Every line below that mentions the word "confident" should be copied out.
======== Material ========
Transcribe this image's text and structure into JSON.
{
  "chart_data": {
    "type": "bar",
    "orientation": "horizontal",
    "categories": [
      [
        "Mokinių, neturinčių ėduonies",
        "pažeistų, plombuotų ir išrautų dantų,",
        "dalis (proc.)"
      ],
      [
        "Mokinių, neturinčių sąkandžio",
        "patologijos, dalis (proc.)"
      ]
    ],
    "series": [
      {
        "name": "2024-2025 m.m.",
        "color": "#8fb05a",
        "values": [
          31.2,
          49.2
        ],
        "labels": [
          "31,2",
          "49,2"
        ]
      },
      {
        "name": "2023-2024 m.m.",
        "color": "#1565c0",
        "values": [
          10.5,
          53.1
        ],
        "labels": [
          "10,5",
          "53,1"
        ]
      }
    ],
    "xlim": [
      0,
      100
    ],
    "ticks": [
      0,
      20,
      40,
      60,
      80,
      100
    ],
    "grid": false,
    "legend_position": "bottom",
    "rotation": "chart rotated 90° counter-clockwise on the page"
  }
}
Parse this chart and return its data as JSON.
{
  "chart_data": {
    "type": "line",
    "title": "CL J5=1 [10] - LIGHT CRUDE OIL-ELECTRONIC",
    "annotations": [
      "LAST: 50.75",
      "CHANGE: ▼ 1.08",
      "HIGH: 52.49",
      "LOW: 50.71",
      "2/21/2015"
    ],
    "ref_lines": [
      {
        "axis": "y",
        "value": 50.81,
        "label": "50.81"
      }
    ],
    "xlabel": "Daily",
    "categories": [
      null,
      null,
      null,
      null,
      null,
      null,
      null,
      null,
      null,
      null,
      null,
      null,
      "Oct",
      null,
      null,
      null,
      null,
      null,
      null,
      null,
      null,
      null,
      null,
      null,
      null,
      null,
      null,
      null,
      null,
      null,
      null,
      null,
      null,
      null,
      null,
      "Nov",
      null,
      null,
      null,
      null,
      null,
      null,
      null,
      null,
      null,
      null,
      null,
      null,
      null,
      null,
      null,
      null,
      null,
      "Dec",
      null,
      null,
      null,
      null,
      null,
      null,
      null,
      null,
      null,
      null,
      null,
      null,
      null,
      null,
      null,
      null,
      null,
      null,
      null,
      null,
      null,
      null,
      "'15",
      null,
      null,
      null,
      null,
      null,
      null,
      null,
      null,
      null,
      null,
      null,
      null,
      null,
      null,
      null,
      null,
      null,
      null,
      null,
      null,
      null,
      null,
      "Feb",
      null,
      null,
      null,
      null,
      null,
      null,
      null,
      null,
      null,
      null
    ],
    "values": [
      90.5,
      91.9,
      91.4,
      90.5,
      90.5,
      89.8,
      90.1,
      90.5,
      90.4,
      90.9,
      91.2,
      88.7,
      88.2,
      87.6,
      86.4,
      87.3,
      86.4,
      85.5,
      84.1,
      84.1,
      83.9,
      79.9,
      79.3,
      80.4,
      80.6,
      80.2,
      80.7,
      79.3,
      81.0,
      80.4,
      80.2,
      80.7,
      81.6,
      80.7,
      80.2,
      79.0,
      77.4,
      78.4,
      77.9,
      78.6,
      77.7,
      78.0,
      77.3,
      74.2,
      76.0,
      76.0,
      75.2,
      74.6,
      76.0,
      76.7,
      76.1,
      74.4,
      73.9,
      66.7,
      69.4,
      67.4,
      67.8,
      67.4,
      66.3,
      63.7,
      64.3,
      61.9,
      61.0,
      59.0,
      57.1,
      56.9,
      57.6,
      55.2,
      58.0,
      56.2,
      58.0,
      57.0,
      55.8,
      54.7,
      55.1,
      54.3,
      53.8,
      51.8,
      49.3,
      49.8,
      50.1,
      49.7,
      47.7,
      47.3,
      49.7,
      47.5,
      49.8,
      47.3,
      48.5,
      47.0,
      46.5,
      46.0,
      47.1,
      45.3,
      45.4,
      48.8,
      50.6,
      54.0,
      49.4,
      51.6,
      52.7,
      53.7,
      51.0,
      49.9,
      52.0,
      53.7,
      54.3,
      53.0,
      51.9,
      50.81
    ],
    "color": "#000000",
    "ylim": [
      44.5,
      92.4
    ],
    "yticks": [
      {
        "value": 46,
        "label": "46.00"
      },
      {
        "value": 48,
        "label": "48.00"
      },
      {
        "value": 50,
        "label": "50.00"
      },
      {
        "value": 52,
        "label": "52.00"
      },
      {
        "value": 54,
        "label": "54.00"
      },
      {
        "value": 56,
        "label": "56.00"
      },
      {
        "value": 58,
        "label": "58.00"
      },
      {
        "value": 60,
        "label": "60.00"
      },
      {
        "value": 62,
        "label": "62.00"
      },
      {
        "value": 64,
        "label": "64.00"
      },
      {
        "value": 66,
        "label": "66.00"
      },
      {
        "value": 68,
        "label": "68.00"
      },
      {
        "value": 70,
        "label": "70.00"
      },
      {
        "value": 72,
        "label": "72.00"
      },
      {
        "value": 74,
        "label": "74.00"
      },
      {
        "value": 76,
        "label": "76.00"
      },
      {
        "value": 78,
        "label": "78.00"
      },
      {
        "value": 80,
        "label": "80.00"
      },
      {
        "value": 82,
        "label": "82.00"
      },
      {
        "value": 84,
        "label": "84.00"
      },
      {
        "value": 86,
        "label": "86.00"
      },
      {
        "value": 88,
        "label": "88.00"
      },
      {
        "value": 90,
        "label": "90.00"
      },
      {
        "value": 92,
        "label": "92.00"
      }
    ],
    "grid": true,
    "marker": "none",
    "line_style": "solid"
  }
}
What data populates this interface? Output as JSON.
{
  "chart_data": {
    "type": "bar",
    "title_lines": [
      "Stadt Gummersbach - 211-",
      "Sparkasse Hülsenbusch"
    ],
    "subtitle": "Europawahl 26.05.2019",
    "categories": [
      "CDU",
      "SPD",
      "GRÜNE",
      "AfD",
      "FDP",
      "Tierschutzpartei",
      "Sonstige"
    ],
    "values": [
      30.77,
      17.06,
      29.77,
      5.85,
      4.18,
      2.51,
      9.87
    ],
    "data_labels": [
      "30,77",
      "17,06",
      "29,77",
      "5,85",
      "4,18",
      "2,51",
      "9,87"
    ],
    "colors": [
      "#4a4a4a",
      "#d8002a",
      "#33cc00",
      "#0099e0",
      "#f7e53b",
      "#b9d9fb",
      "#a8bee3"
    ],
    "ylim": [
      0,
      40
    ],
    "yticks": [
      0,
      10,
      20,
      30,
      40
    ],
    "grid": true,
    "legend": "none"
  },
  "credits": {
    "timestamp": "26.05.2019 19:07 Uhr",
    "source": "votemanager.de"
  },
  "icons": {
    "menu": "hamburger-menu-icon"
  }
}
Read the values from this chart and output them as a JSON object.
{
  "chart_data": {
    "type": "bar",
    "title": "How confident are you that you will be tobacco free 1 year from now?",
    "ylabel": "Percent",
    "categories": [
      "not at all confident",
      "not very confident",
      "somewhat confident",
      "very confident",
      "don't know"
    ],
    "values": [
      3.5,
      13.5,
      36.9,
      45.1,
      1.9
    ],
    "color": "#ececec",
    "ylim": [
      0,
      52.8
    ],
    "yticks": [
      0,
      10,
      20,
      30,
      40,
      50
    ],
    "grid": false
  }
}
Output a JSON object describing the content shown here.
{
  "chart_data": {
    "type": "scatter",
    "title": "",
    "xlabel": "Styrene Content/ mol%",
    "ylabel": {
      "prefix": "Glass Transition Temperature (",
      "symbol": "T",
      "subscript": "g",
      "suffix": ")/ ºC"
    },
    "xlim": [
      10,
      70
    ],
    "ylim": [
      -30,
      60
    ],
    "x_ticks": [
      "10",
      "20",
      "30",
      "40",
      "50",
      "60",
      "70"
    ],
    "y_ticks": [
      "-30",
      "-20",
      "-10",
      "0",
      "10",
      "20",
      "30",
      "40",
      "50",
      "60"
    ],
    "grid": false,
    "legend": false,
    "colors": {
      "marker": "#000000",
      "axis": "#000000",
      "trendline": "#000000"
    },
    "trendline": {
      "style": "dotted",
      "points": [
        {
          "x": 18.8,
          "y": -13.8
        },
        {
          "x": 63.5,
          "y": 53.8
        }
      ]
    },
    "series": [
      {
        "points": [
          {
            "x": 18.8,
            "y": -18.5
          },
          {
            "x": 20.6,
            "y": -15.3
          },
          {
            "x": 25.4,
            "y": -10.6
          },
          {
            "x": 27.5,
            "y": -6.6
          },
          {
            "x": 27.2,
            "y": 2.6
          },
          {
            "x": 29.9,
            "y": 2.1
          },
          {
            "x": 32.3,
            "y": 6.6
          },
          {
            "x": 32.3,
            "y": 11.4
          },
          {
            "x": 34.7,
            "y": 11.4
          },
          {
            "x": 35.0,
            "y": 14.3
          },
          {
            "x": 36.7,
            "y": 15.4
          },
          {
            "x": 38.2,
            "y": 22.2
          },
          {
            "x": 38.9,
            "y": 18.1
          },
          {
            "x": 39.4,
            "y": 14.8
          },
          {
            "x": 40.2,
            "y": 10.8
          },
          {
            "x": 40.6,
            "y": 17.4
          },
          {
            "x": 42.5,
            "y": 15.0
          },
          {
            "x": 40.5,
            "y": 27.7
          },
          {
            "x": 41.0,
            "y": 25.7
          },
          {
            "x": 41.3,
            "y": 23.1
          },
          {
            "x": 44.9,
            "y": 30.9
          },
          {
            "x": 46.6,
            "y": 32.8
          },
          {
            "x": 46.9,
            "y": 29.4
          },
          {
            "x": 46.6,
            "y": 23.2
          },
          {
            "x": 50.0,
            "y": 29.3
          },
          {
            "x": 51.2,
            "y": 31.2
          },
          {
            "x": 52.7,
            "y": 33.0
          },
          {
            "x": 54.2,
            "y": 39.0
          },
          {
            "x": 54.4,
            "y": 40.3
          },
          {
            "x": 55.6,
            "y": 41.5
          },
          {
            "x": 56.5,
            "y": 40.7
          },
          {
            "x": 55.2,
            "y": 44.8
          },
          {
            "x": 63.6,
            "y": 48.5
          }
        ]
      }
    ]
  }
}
========
• [Answer to this exercise]:
    "title": "How confident are you that you will be tobacco free 1 year from now?",
      "not at all confident",
      "not very confident",
      "somewhat confident",
      "very confident",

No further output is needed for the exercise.